Below is a listing; reproduce each line of it exactly.

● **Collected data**
......

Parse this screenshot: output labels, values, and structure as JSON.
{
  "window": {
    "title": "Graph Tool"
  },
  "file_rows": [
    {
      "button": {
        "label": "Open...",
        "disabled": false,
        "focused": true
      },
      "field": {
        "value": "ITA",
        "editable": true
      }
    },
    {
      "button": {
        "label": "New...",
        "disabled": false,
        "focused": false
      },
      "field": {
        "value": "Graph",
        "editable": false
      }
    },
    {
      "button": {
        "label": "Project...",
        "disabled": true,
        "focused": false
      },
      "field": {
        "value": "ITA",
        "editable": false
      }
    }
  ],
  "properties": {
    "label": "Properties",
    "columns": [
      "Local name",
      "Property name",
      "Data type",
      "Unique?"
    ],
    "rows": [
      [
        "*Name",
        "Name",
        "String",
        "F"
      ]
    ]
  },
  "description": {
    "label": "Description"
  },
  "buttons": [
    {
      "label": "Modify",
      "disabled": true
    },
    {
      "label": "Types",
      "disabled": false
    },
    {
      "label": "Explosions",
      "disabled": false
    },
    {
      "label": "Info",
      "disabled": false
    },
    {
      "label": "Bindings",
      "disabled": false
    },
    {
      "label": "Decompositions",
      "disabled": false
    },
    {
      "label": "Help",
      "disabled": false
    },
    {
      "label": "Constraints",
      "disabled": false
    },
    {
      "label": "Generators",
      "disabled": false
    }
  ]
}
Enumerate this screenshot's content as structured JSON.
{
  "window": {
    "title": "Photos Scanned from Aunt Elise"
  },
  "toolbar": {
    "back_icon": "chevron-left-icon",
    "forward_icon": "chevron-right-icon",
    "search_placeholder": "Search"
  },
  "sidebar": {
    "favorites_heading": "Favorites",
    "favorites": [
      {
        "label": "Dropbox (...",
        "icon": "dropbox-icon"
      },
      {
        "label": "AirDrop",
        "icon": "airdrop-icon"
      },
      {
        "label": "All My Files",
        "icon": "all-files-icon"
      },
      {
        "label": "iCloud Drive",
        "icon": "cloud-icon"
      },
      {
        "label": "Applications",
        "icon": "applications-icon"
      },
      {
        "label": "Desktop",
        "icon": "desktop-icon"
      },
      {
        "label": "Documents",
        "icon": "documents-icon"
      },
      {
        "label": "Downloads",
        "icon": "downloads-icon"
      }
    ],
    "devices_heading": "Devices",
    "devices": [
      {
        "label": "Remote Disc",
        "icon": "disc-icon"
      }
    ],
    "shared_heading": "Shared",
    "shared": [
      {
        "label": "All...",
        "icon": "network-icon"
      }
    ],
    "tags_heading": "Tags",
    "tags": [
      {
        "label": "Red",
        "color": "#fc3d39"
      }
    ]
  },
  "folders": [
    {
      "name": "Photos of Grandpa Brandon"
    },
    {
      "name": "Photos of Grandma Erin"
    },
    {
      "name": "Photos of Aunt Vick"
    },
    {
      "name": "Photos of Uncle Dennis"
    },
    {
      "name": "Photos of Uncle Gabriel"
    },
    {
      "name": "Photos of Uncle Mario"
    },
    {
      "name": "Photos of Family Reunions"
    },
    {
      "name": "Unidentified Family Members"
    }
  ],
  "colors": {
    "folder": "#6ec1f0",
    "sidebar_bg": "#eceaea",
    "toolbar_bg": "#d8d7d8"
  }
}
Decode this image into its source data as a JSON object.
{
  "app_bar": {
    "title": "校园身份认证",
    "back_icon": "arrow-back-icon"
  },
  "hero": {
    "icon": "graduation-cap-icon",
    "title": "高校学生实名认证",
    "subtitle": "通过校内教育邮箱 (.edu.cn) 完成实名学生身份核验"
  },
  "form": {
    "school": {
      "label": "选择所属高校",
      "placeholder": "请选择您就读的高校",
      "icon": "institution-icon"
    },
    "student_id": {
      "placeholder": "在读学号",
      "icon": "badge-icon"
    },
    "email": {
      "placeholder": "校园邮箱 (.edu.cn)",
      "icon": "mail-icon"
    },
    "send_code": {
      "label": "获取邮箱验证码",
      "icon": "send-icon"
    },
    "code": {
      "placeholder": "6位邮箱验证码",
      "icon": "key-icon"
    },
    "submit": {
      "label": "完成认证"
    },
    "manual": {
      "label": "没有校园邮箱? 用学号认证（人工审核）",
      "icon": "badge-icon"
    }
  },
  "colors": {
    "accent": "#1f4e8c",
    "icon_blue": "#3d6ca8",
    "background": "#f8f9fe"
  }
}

......

● **ANSWER**
Parse this screenshot: output labels, values, and structure as JSON.
{
  "window": {
    "title": "Graph Tool"
  },
  "file_rows": [
    {
      "button": {
        "label": "Open...",
        "disabled": false,
        "focused": true
      },
      "field": {
        "value": "ITA",
        "editable": true
      }
    },
    {
      "button": {
        "label": "New...",
        "disabled": false,
        "focused": false
      },
      "field": {
        "value": "Graph",
        "editable": false
      }
    },
    {
      "button": {
        "label": "Project...",
        "disabled": true,
        "focused": false
      },
      "field": {
        "value": "ITA",
        "editable": false
      }
    }
  ],
  "properties": {
    "label": "Properties",
    "columns": [
      "Local name",
      "Property name",
      "Data type",
      "Unique?"
    ],
    "rows": [
      [
        "*Name",
        "Name",
        "String",
        "F"
      ]
    ]
  },
  "description": {
    "label": "Description"
  },
  "buttons": [
    {
      "label": "Modify",
      "disabled": true
    },
    {
      "label": "Types",
      "disabled": false
    },
    {
      "label": "Explosions",
      "disabled": false
    },
    {
      "label": "Info",
      "disabled": false
    },
    {
      "label": "Bindings",
      "disabled": false
    },
    {
      "label": "Decompositions",
      "disabled": false
    },
    {
      "label": "Help",
      "disabled": false
    },
    {
      "label": "Constraints",
      "disabled": false
    },
    {
      "label": "Generators",
      "disabled": false
    }
  ]
}
Enumerate this screenshot's content as structured JSON.
{
  "window": {
    "title": "Photos Scanned from Aunt Elise"
  },
  "toolbar": {
    "back_icon": "chevron-left-icon",
    "forward_icon": "chevron-right-icon",
    "search_placeholder": "Search"
  },
  "sidebar": {
    "favorites_heading": "Favorites",
    "favorites": [
      {
        "label": "Dropbox (...",
        "icon": "dropbox-icon"
      },
      {
        "label": "AirDrop",
        "icon": "airdrop-icon"
      },
      {
        "label": "All My Files",
        "icon": "all-files-icon"
      },
      {
        "label": "iCloud Drive",
        "icon": "cloud-icon"
      },
      {
        "label": "Applications",
        "icon": "applications-icon"
      },
      {
        "label": "Desktop",
        "icon": "desktop-icon"
      },
      {
        "label": "Documents",
        "icon": "documents-icon"
      },
      {
        "label": "Downloads",
        "icon": "downloads-icon"
      }
    ],
    "devices_heading": "Devices",
    "devices": [
      {
        "label": "Remote Disc",
        "icon": "disc-icon"
      }
    ],
    "shared_heading": "Shared",
    "shared": [
      {
        "label": "All...",
        "icon": "network-icon"
      }
    ],
    "tags_heading": "Tags",
    "tags": [
      {
        "label": "Red",
        "color": "#fc3d39"
      }
    ]
  },
  "folders": [
    {
      "name": "Photos of Grandpa Brandon"
    },
    {
      "name": "Photos of Grandma Erin"
    },
    {
      "name": "Photos of Aunt Vick"
    },
    {
      "name": "Photos of Uncle Dennis"
    },
    {
      "name": "Photos of Uncle Gabriel"
    },
    {
      "name": "Photos of Uncle Mario"
    },
    {
      "name": "Photos of Family Reunions"
    },
    {
      "name": "Unidentified Family Members"
    }
  ],
  "colors": {
    "folder": "#6ec1f0",
    "sidebar_bg": "#eceaea",
    "toolbar_bg": "#d8d7d8"
  }
}
Decode this image into its source data as a JSON object.
{
  "app_bar": {
    "title": "校园身份认证",
    "back_icon": "arrow-back-icon"
  },
  "hero": {
    "icon": "graduation-cap-icon",
    "title": "高校学生实名认证",
    "subtitle": "通过校内教育邮箱 (.edu.cn) 完成实名学生身份核验"
  },
  "form": {
    "school": {
      "label": "选择所属高校",
      "placeholder": "请选择您就读的高校",
      "icon": "institution-icon"
    },
    "student_id": {
      "placeholder": "在读学号",
      "icon": "badge-icon"
    },
    "email": {
      "placeholder": "校园邮箱 (.edu.cn)",
      "icon": "mail-icon"
    },
    "send_code": {
      "label": "获取邮箱验证码",
      "icon": "send-icon"
    },
    "code": {
      "placeholder": "6位邮箱验证码",
      "icon": "key-icon"
    },
    "submit": {
      "label": "完成认证"
    },
    "manual": {
      "label": "没有校园邮箱? 用学号认证（人工审核）",
      "icon": "badge-icon"
    }
  },
  "colors": {
    "accent": "#1f4e8c",
    "icon_blue": "#3d6ca8",
    "background": "#f8f9fe"
  }
}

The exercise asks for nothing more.